(begin)

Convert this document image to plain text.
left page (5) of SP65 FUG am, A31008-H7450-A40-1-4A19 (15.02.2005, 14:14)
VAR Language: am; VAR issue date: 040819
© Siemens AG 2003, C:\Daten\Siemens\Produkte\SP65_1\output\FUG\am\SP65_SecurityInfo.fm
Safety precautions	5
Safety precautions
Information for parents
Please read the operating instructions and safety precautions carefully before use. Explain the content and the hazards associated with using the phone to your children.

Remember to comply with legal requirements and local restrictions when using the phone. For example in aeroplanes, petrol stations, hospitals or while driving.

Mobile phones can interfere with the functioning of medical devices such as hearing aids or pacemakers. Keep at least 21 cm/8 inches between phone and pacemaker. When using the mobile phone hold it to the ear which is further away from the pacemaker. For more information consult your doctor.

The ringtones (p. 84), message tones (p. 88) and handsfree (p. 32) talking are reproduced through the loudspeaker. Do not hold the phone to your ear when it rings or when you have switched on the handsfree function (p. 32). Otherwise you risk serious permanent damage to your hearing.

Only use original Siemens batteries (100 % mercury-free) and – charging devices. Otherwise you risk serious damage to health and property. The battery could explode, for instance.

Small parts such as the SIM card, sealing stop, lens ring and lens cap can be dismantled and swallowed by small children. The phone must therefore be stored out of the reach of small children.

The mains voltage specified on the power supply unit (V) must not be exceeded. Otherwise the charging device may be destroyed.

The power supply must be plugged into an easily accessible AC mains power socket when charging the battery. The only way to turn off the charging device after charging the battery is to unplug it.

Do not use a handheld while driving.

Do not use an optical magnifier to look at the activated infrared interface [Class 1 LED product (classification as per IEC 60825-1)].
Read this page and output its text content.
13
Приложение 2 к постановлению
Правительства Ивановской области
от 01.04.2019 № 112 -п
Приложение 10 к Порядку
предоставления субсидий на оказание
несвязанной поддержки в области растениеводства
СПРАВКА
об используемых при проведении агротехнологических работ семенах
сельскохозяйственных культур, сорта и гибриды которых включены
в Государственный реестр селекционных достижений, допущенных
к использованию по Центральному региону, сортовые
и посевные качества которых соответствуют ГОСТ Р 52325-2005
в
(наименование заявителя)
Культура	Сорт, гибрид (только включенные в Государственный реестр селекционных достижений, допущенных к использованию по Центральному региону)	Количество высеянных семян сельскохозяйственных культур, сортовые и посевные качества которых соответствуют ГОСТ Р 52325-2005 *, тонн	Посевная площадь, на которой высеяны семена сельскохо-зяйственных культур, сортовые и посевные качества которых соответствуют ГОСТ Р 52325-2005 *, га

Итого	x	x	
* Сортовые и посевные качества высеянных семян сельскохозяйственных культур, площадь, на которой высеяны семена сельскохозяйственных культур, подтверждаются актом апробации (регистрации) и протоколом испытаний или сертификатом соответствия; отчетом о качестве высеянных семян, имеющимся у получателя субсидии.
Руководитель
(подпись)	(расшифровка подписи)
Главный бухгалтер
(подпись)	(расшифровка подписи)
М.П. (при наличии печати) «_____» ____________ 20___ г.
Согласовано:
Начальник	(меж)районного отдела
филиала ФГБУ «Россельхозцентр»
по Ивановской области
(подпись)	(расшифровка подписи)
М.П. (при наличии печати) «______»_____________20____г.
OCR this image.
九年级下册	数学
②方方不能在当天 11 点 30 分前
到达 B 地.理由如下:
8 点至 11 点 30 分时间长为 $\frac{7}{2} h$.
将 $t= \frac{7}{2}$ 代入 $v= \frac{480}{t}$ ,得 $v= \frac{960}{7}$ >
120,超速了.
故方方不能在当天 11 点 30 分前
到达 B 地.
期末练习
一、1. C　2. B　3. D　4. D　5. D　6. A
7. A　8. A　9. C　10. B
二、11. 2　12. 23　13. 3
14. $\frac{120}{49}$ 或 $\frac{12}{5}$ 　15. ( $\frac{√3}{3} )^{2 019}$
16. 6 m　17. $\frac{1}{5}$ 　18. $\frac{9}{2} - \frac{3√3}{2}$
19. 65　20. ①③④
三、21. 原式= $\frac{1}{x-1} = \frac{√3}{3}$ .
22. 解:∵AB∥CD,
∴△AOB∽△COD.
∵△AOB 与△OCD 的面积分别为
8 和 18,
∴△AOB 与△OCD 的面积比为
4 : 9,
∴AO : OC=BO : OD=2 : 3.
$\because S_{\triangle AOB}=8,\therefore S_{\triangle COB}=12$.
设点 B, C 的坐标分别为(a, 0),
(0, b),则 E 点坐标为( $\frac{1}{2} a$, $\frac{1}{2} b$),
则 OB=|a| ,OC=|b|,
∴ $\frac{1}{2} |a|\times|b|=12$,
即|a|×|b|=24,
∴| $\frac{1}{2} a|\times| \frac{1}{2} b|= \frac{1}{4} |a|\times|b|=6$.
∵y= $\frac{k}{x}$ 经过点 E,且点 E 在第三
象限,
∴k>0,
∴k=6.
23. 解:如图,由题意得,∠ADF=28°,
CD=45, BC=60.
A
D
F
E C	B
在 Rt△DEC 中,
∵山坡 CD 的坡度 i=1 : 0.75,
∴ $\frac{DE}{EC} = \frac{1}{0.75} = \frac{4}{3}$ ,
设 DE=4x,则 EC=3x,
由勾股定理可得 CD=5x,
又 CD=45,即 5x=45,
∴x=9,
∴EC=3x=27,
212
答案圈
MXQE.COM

(end)

## SHORT PROBLEM
Recite the full listing above exactly.

## SOLUTION FOR THIS PROBLEM
Convert this document image to plain text.
left page (5) of SP65 FUG am, A31008-H7450-A40-1-4A19 (15.02.2005, 14:14)
VAR Language: am; VAR issue date: 040819
© Siemens AG 2003, C:\Daten\Siemens\Produkte\SP65_1\output\FUG\am\SP65_SecurityInfo.fm
Safety precautions	5
Safety precautions
Information for parents
Please read the operating instructions and safety precautions carefully before use. Explain the content and the hazards associated with using the phone to your children.

Remember to comply with legal requirements and local restrictions when using the phone. For example in aeroplanes, petrol stations, hospitals or while driving.

Mobile phones can interfere with the functioning of medical devices such as hearing aids or pacemakers. Keep at least 21 cm/8 inches between phone and pacemaker. When using the mobile phone hold it to the ear which is further away from the pacemaker. For more information consult your doctor.

The ringtones (p. 84), message tones (p. 88) and handsfree (p. 32) talking are reproduced through the loudspeaker. Do not hold the phone to your ear when it rings or when you have switched on the handsfree function (p. 32). Otherwise you risk serious permanent damage to your hearing.

Only use original Siemens batteries (100 % mercury-free) and – charging devices. Otherwise you risk serious damage to health and property. The battery could explode, for instance.

Small parts such as the SIM card, sealing stop, lens ring and lens cap can be dismantled and swallowed by small children. The phone must therefore be stored out of the reach of small children.

The mains voltage specified on the power supply unit (V) must not be exceeded. Otherwise the charging device may be destroyed.

The power supply must be plugged into an easily accessible AC mains power socket when charging the battery. The only way to turn off the charging device after charging the battery is to unplug it.

Do not use a handheld while driving.

Do not use an optical magnifier to look at the activated infrared interface [Class 1 LED product (classification as per IEC 60825-1)].
Read this page and output its text content.
13
Приложение 2 к постановлению
Правительства Ивановской области
от 01.04.2019 № 112 -п
Приложение 10 к Порядку
предоставления субсидий на оказание
несвязанной поддержки в области растениеводства
СПРАВКА
об используемых при проведении агротехнологических работ семенах
сельскохозяйственных культур, сорта и гибриды которых включены
в Государственный реестр селекционных достижений, допущенных
к использованию по Центральному региону, сортовые
и посевные качества которых соответствуют ГОСТ Р 52325-2005
в
(наименование заявителя)
Культура	Сорт, гибрид (только включенные в Государственный реестр селекционных достижений, допущенных к использованию по Центральному региону)	Количество высеянных семян сельскохозяйственных культур, сортовые и посевные качества которых соответствуют ГОСТ Р 52325-2005 *, тонн	Посевная площадь, на которой высеяны семена сельскохо-зяйственных культур, сортовые и посевные качества которых соответствуют ГОСТ Р 52325-2005 *, га

Итого	x	x	
* Сортовые и посевные качества высеянных семян сельскохозяйственных культур, площадь, на которой высеяны семена сельскохозяйственных культур, подтверждаются актом апробации (регистрации) и протоколом испытаний или сертификатом соответствия; отчетом о качестве высеянных семян, имеющимся у получателя субсидии.
Руководитель
(подпись)	(расшифровка подписи)
Главный бухгалтер
(подпись)	(расшифровка подписи)
М.П. (при наличии печати) «_____» ____________ 20___ г.
Согласовано:
Начальник	(меж)районного отдела
филиала ФГБУ «Россельхозцентр»
по Ивановской области
(подпись)	(расшифровка подписи)
М.П. (при наличии печати) «______»_____________20____г.
OCR this image.
九年级下册	数学
②方方不能在当天 11 点 30 分前
到达 B 地.理由如下:
8 点至 11 点 30 分时间长为 $\frac{7}{2} h$.
将 $t= \frac{7}{2}$ 代入 $v= \frac{480}{t}$ ,得 $v= \frac{960}{7}$ >
120,超速了.
故方方不能在当天 11 点 30 分前
到达 B 地.
期末练习
一、1. C　2. B　3. D　4. D　5. D　6. A
7. A　8. A　9. C　10. B
二、11. 2　12. 23　13. 3
14. $\frac{120}{49}$ 或 $\frac{12}{5}$ 　15. ( $\frac{√3}{3} )^{2 019}$
16. 6 m　17. $\frac{1}{5}$ 　18. $\frac{9}{2} - \frac{3√3}{2}$
19. 65　20. ①③④
三、21. 原式= $\frac{1}{x-1} = \frac{√3}{3}$ .
22. 解:∵AB∥CD,
∴△AOB∽△COD.
∵△AOB 与△OCD 的面积分别为
8 和 18,
∴△AOB 与△OCD 的面积比为
4 : 9,
∴AO : OC=BO : OD=2 : 3.
$\because S_{\triangle AOB}=8,\therefore S_{\triangle COB}=12$.
设点 B, C 的坐标分别为(a, 0),
(0, b),则 E 点坐标为( $\frac{1}{2} a$, $\frac{1}{2} b$),
则 OB=|a| ,OC=|b|,
∴ $\frac{1}{2} |a|\times|b|=12$,
即|a|×|b|=24,
∴| $\frac{1}{2} a|\times| \frac{1}{2} b|= \frac{1}{4} |a|\times|b|=6$.
∵y= $\frac{k}{x}$ 经过点 E,且点 E 在第三
象限,
∴k>0,
∴k=6.
23. 解:如图,由题意得,∠ADF=28°,
CD=45, BC=60.
A
D
F
E C	B
在 Rt△DEC 中,
∵山坡 CD 的坡度 i=1 : 0.75,
∴ $\frac{DE}{EC} = \frac{1}{0.75} = \frac{4}{3}$ ,
设 DE=4x,则 EC=3x,
由勾股定理可得 CD=5x,
又 CD=45,即 5x=45,
∴x=9,
∴EC=3x=27,
212
答案圈
MXQE.COM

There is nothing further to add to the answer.